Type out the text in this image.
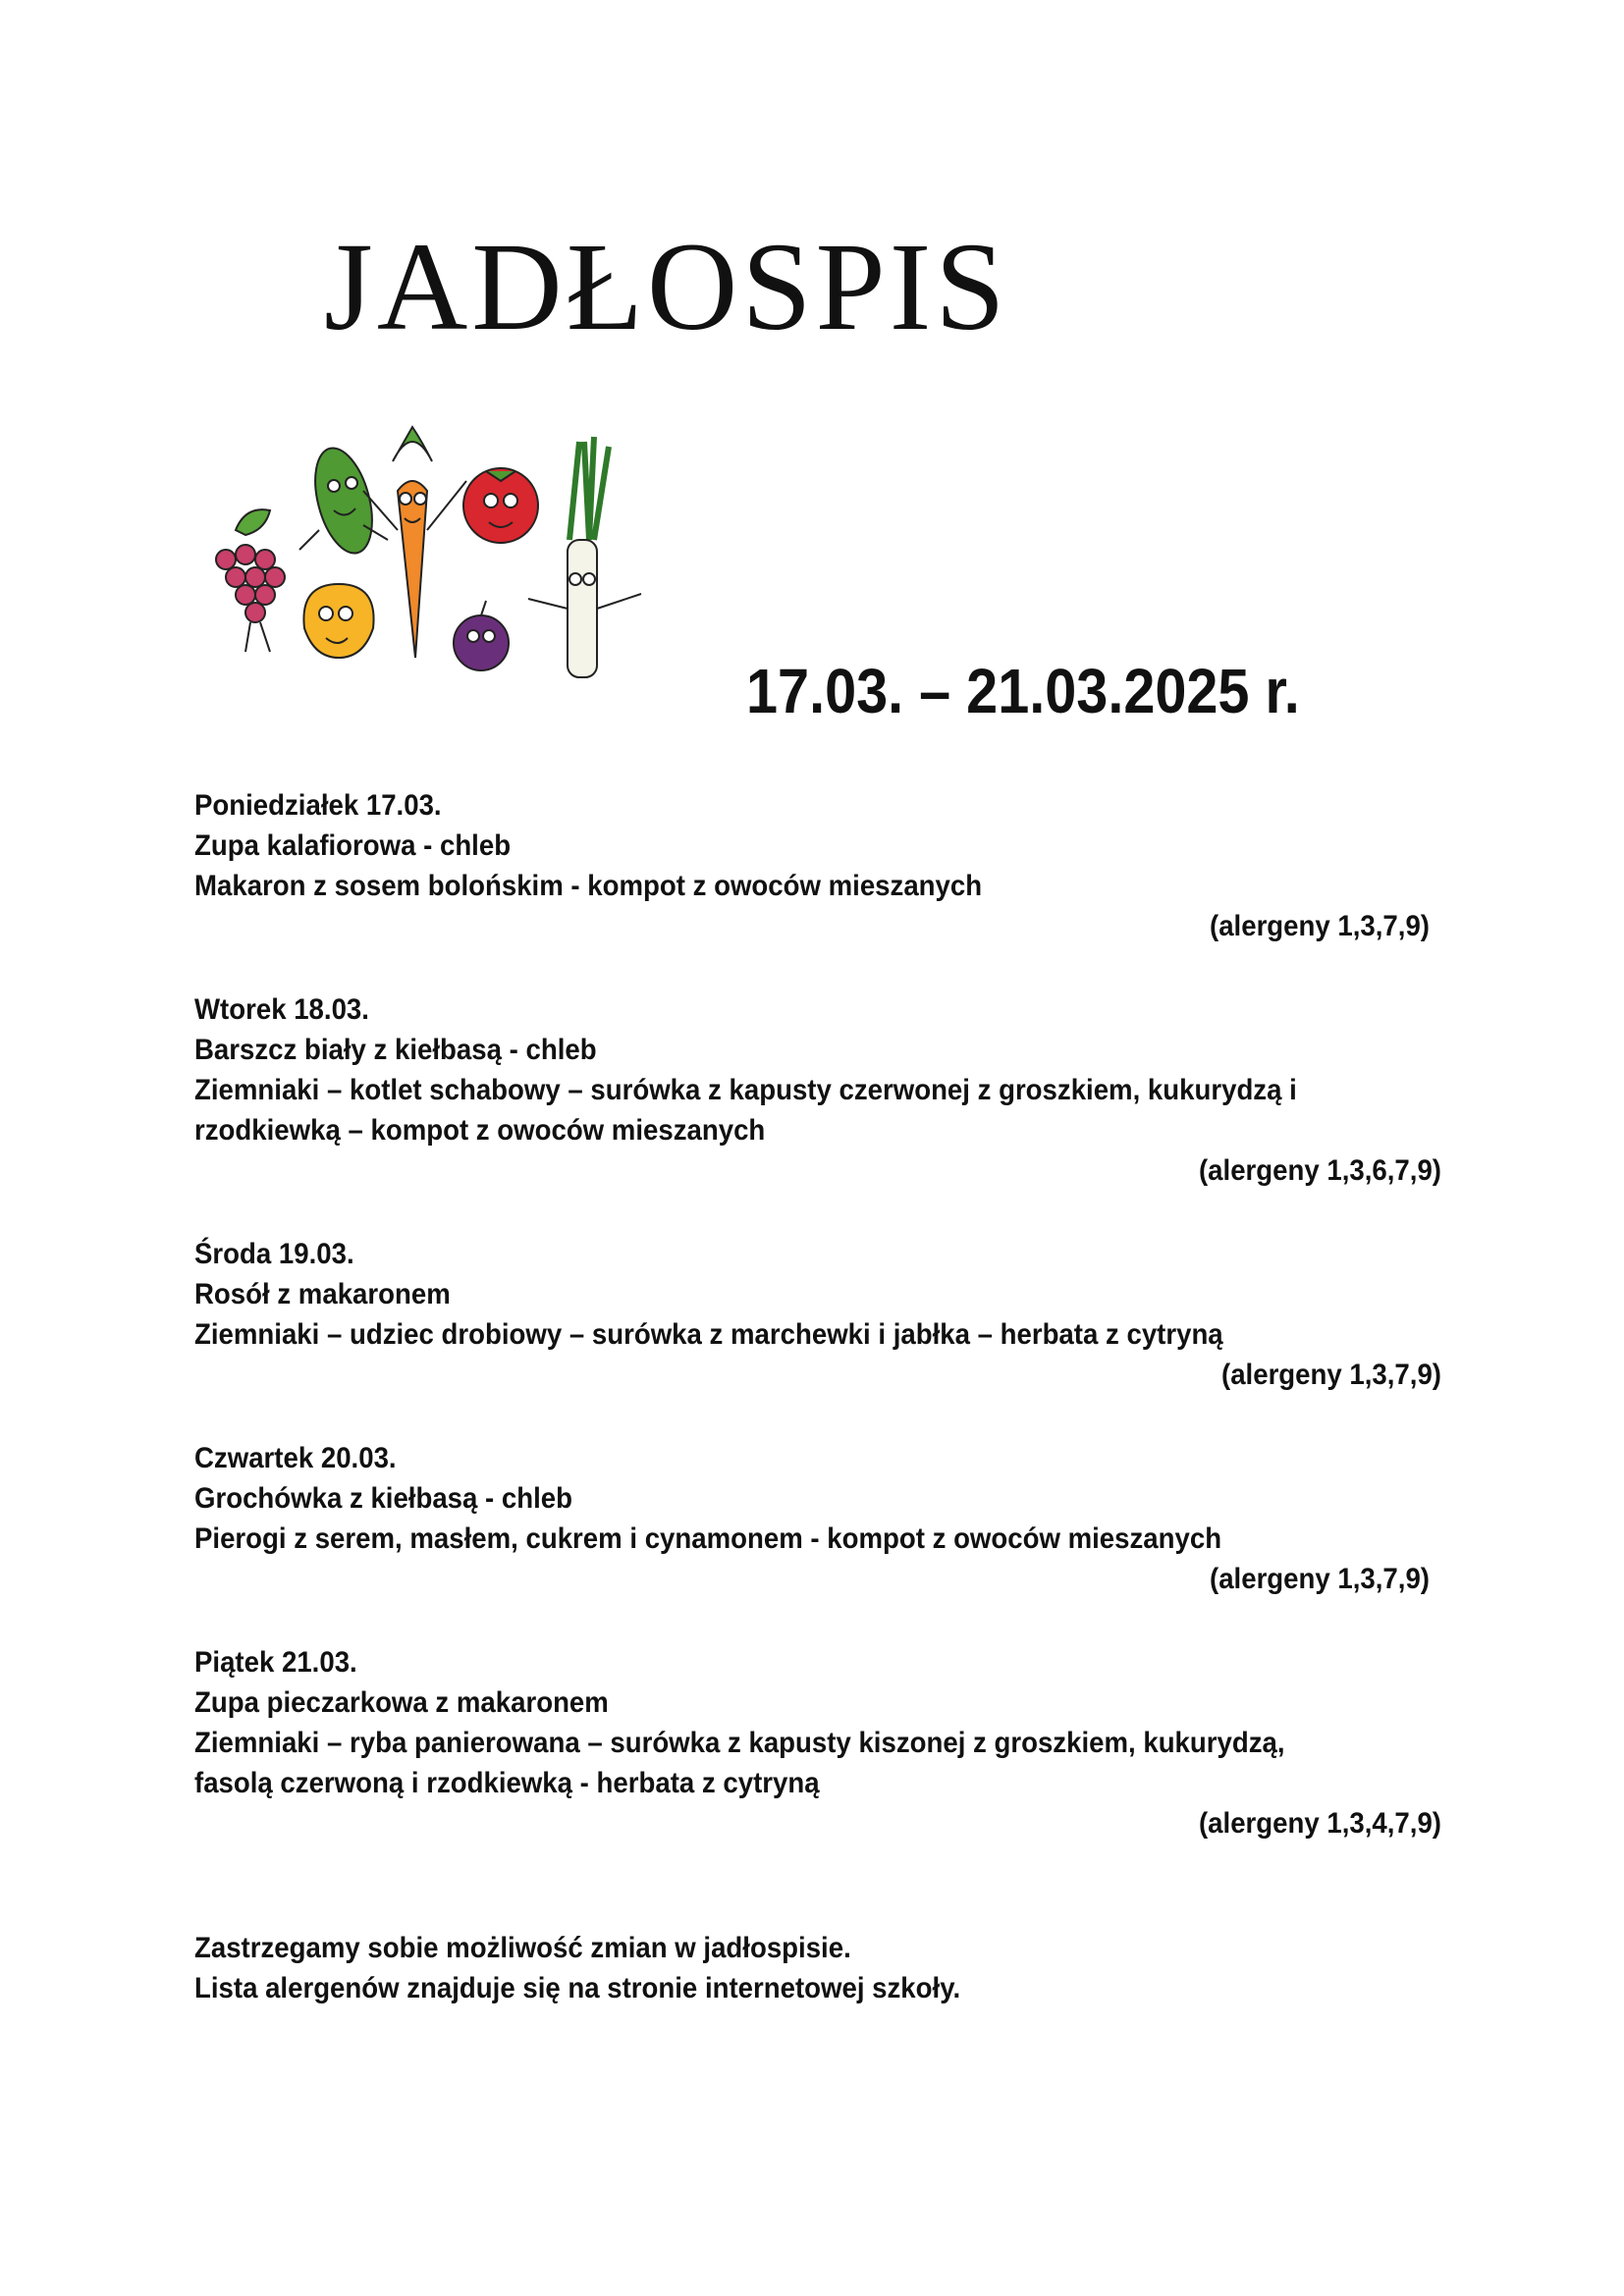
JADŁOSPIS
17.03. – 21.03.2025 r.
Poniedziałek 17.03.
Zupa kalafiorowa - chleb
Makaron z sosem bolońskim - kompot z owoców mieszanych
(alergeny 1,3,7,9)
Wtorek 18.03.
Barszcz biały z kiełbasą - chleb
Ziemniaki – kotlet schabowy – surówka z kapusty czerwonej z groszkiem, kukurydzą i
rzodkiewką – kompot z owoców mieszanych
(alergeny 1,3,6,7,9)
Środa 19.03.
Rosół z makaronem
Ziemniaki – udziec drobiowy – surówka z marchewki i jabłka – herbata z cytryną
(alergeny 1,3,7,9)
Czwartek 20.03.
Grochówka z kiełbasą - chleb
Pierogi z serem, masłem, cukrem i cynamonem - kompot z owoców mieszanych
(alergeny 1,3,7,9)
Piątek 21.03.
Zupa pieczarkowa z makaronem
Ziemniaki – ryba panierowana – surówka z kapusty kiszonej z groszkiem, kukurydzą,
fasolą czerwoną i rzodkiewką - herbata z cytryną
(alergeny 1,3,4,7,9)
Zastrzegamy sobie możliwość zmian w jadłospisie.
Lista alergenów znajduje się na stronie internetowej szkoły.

+ + +

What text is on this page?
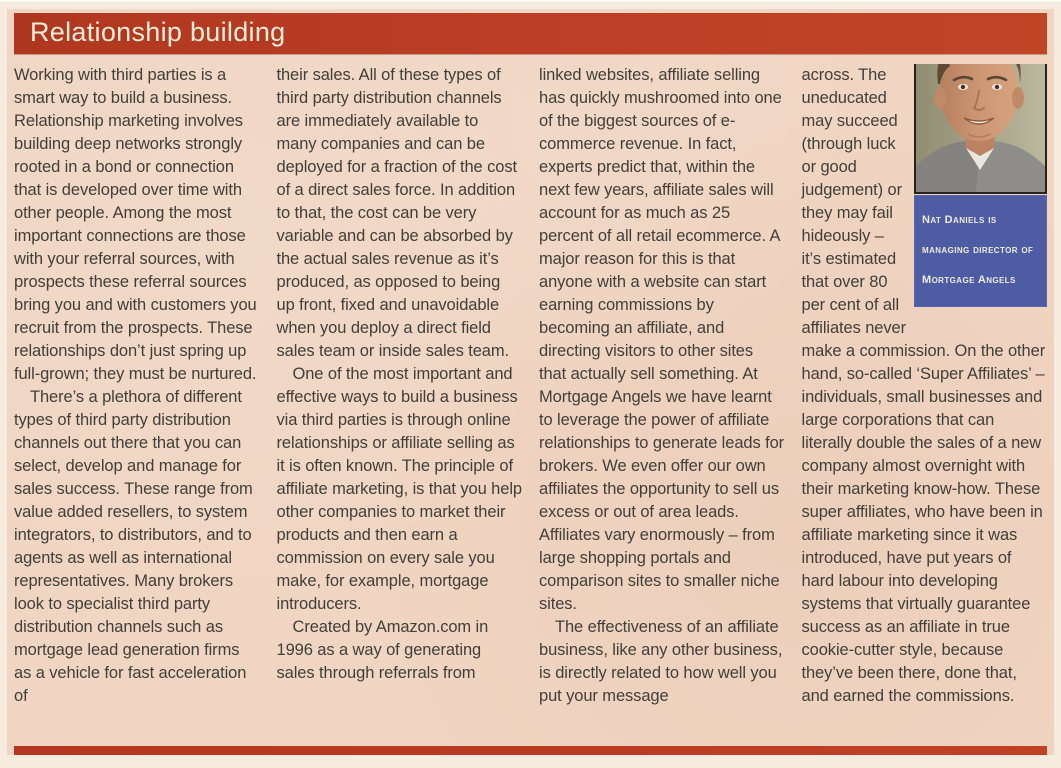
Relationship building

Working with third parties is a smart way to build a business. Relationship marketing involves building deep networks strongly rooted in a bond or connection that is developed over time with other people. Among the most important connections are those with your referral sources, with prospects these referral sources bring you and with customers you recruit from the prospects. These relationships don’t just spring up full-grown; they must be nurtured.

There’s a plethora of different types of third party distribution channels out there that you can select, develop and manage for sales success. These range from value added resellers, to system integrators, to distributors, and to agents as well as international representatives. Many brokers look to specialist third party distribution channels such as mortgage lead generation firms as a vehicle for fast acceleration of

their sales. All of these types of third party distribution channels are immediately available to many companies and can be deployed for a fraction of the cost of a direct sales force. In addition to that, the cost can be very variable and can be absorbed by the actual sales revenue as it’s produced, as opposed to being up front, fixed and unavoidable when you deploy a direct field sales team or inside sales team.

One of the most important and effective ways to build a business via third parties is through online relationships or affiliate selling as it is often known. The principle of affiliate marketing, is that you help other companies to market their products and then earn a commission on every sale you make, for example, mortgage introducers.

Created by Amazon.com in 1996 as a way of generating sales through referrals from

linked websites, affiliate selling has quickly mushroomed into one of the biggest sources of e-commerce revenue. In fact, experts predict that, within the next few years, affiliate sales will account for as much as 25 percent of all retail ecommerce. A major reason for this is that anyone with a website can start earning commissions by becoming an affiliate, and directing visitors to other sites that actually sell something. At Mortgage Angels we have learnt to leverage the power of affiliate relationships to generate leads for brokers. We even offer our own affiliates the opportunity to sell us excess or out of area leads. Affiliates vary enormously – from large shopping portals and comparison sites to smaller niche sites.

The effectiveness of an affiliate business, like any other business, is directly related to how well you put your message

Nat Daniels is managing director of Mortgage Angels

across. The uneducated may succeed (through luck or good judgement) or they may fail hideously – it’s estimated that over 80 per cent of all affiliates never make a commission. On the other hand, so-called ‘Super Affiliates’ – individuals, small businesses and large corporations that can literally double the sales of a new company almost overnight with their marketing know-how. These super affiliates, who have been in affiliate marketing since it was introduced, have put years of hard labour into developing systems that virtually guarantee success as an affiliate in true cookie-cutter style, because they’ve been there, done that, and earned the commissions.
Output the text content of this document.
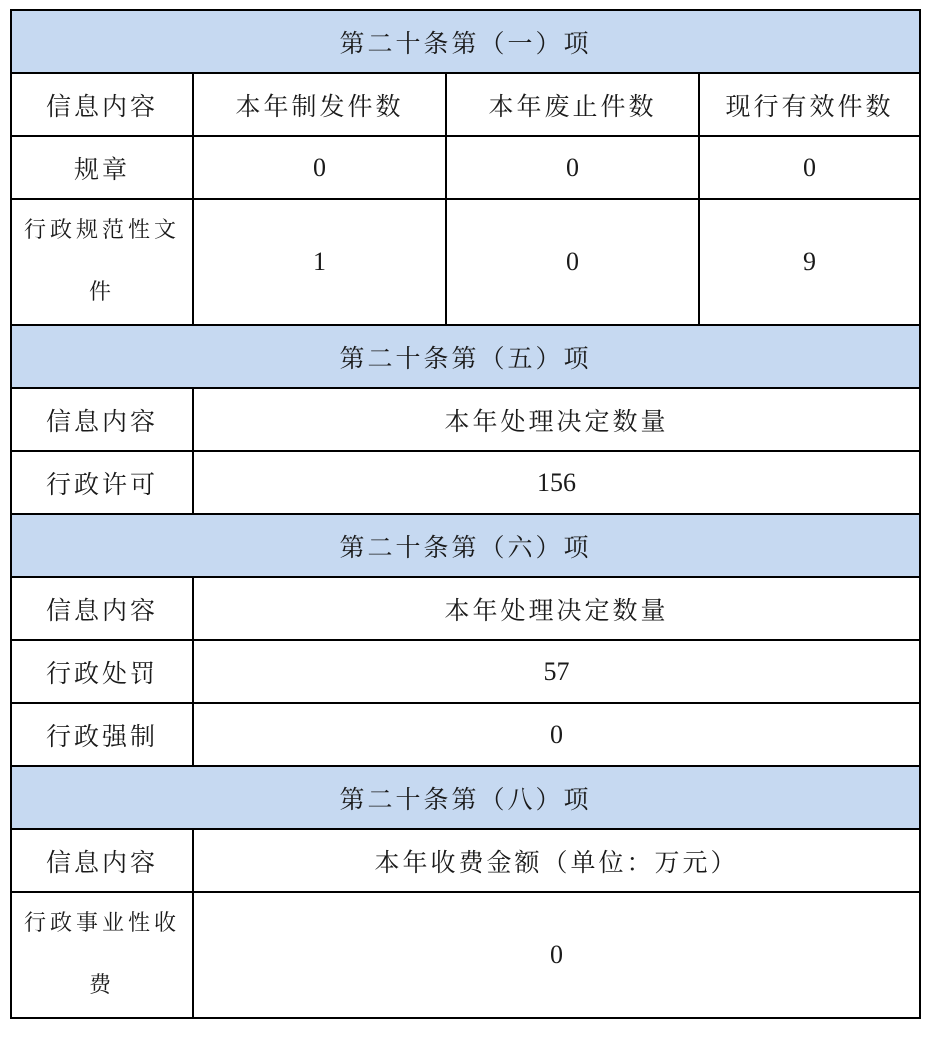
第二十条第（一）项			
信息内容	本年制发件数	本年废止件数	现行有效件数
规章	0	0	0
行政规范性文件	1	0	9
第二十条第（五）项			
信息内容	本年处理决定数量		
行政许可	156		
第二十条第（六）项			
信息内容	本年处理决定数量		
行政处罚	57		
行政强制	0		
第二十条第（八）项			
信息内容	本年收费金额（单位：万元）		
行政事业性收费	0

+ + +

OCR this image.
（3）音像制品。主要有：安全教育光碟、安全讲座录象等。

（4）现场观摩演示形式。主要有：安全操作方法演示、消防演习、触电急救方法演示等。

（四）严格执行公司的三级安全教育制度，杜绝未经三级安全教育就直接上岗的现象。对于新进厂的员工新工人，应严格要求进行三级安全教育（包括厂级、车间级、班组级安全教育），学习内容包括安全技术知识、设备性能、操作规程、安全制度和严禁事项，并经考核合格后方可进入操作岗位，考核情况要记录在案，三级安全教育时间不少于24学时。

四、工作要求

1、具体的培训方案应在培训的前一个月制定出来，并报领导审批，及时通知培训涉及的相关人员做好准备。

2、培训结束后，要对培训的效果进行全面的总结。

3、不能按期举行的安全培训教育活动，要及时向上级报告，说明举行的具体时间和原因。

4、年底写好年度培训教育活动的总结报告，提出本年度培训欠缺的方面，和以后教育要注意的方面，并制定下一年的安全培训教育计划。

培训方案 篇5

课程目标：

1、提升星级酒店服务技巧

+ + +

EXERCISE TASK: Gather each line from the listing above that holds "image".

RESULT OF THIS TASK:
Type out the text in this image.
OCR this image.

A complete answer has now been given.